Ну и действительно, переводить импортный текст, ни кому особенно ни охота.
Так вот. В начале на первых страницах,  надо избегать искаженных устной речью слов.
Однако,  в начале нельзя писать, жЫзнь,  и с буквой Ы.
Потому как все привыкли, что надо писать с И. И тоже, но уже на сознательном уровне,   воспринимается как нечто чужое.
В общем, чтобы удовлетворить, и сознанию, и шифровальной машине, скажем подсознанию, лучше вообще избегать слов  которые искажаются письменной речью. 

Второй прием.

  В некоторых местах, можно и даже нужно, сознательно  допускать орфографические ошибки. Но делать это надо очень аккуратно, и не значительно. 
  Ну,  например. Возьмем  название прочитанного вами рассказа. Как нИ надо делать. Вместо: -  Как нЕ надо делать.

ВЫПОЛНИТЕ ЗАДАНИЯ.
**a)** Измените фрагмент статьи от слов «Так вот. В начале» до слов «искажаются письменной речью.» включительно: поставьте «внутреннему переводчику» вместо «шифровальной машине» и приведите получившийся фрагмент целиком.
**b)** Перескажите статью о приёмах письма в двух предложениях.

[Выдержки из набора разметки макетов]
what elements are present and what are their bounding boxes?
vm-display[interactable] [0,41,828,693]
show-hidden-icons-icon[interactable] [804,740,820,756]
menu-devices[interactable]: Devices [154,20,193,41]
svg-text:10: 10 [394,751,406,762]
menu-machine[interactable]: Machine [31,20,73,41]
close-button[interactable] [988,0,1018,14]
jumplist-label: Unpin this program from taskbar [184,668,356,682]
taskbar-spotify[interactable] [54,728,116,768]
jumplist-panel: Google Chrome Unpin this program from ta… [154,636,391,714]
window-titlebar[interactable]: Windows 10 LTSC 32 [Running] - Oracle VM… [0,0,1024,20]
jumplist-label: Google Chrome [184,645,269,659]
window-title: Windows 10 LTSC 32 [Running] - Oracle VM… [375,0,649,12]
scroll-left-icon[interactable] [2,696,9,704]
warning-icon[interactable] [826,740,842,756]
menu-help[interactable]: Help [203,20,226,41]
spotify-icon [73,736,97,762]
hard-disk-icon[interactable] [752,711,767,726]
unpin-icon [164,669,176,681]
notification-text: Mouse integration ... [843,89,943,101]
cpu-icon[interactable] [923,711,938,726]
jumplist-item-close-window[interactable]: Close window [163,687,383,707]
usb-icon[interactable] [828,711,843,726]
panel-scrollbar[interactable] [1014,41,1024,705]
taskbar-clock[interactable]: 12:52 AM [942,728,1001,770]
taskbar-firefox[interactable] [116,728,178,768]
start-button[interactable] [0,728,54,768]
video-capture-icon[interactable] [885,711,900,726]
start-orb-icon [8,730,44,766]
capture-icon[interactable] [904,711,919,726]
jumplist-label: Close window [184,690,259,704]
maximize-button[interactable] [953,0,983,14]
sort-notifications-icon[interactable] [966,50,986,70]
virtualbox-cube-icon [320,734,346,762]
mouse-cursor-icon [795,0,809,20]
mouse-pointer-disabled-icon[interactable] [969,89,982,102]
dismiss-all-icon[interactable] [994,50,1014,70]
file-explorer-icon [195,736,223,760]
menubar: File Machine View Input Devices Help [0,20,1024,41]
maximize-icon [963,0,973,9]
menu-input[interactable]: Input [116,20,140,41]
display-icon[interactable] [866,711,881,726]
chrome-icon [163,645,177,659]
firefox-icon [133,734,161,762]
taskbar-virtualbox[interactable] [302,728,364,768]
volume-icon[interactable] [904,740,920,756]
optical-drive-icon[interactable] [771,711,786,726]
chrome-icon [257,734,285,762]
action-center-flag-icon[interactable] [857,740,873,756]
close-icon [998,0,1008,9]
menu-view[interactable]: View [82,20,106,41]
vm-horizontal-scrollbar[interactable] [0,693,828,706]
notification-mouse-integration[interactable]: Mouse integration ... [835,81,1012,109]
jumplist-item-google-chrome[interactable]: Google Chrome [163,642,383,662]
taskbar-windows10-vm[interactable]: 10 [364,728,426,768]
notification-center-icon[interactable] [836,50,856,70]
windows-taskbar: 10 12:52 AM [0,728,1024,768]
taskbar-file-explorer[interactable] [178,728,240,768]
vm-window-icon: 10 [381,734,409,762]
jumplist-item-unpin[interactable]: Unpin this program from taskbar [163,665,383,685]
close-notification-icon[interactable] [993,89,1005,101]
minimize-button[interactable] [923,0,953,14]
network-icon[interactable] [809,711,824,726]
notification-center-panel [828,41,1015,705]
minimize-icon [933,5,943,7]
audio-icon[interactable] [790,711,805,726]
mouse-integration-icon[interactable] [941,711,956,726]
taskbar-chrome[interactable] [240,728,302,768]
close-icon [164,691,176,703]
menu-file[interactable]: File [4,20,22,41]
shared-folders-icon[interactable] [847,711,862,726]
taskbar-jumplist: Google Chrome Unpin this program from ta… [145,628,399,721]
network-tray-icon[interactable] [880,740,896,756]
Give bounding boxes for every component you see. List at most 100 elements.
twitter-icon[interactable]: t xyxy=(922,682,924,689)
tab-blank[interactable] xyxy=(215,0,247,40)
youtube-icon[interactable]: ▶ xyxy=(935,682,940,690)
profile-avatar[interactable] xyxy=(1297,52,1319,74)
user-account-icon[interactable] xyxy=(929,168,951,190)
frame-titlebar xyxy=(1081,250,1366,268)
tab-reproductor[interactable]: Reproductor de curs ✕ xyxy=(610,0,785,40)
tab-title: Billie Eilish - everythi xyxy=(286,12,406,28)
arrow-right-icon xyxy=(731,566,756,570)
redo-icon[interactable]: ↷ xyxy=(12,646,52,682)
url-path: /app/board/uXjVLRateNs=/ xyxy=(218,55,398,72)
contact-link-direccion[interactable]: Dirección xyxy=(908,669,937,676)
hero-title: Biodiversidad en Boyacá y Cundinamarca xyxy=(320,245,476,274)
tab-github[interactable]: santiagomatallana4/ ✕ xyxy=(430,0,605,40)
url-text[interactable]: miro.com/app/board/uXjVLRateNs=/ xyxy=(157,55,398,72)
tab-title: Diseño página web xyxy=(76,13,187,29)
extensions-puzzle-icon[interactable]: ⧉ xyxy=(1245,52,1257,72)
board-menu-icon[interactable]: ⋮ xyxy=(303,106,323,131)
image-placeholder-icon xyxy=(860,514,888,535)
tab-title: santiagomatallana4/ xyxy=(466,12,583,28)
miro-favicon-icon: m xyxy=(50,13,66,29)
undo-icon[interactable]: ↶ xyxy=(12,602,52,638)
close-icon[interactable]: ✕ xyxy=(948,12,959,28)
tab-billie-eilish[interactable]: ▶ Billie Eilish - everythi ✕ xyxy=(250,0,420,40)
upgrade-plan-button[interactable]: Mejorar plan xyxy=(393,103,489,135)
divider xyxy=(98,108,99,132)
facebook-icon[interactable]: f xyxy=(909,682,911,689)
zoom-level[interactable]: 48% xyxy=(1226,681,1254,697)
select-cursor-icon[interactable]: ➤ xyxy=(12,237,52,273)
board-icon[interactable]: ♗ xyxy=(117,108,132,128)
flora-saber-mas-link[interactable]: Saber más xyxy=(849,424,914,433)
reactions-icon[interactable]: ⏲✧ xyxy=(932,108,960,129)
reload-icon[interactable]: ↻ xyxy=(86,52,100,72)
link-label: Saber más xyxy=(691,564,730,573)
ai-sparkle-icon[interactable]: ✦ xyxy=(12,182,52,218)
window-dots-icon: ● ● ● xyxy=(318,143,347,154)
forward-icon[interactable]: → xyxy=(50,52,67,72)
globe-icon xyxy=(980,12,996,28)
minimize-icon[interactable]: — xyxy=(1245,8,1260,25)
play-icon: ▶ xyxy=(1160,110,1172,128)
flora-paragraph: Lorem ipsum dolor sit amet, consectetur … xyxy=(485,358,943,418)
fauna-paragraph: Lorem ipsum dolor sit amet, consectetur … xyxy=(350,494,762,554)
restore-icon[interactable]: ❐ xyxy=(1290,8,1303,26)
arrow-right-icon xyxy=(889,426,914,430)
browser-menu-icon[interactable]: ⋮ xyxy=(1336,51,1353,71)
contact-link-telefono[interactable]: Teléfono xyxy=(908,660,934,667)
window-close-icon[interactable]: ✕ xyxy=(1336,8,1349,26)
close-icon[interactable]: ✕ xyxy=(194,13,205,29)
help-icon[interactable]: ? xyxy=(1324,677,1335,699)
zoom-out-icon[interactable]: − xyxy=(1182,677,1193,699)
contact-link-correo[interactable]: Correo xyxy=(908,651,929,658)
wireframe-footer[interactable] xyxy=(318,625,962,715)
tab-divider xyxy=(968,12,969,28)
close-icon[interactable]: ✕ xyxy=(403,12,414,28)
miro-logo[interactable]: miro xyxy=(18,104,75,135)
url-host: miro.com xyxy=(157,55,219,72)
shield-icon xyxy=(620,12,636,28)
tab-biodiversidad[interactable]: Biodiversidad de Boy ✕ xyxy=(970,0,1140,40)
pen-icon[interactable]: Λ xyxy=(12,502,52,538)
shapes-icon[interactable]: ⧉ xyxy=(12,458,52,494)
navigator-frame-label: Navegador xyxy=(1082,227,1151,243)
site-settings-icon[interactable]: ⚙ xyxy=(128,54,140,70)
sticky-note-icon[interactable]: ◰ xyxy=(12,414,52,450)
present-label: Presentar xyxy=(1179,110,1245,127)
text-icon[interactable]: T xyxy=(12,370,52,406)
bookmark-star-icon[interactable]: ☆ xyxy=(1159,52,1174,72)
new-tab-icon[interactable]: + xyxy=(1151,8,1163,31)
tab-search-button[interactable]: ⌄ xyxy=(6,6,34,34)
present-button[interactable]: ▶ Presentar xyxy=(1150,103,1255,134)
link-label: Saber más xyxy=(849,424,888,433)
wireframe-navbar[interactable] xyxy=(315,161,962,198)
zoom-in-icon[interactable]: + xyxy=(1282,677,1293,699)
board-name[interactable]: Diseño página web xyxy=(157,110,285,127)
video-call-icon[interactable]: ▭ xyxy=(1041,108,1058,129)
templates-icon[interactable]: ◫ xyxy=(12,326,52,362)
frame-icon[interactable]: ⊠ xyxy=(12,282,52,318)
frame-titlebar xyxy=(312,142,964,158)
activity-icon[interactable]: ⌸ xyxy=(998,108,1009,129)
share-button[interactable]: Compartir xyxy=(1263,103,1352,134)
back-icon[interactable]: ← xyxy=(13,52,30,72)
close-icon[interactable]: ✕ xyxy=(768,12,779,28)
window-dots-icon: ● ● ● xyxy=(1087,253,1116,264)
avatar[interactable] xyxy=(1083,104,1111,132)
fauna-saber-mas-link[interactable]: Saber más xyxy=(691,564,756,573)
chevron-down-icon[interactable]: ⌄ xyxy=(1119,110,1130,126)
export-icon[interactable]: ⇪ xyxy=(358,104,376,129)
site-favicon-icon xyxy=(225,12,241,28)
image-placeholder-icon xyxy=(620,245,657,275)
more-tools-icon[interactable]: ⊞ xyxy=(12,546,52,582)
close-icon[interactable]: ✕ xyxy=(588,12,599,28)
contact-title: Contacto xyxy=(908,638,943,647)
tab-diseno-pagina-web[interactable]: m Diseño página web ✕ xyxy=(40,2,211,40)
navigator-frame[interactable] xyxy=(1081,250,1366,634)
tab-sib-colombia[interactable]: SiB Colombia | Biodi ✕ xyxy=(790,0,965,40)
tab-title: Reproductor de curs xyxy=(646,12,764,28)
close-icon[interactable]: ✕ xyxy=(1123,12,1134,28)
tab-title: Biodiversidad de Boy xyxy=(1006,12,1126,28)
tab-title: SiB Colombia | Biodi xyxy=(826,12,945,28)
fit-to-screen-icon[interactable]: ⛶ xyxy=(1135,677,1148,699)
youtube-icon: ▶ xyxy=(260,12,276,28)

ОТВЕТЫ С РЕШЕНИЯМИ.
**a)**
Так вот. В начале на первых страницах,  надо избегать искаженных устной речью слов.
Однако,  в начале нельзя писать, жЫзнь,  и с буквой Ы.
Потому как все привыкли, что надо писать с И. И тоже, но уже на сознательном уровне,   воспринимается как нечто чужое.
В общем, чтобы удовлетворить, и сознанию, и внутреннему переводчику, скажем подсознанию, лучше вообще избегать слов  которые искажаются письменной речью.

**b)** На первых страницах статья советует избегать слов, искажённых устной речью, например не писать «жЫзнь» с буквой Ы, потому что все привыкли писать с И. Второй приём состоит в том, чтобы в некоторых местах сознательно допускать орфографические ошибки, но очень аккуратно и незначительно, как в названии «Как нИ надо делать» вместо «Как нЕ надо делать».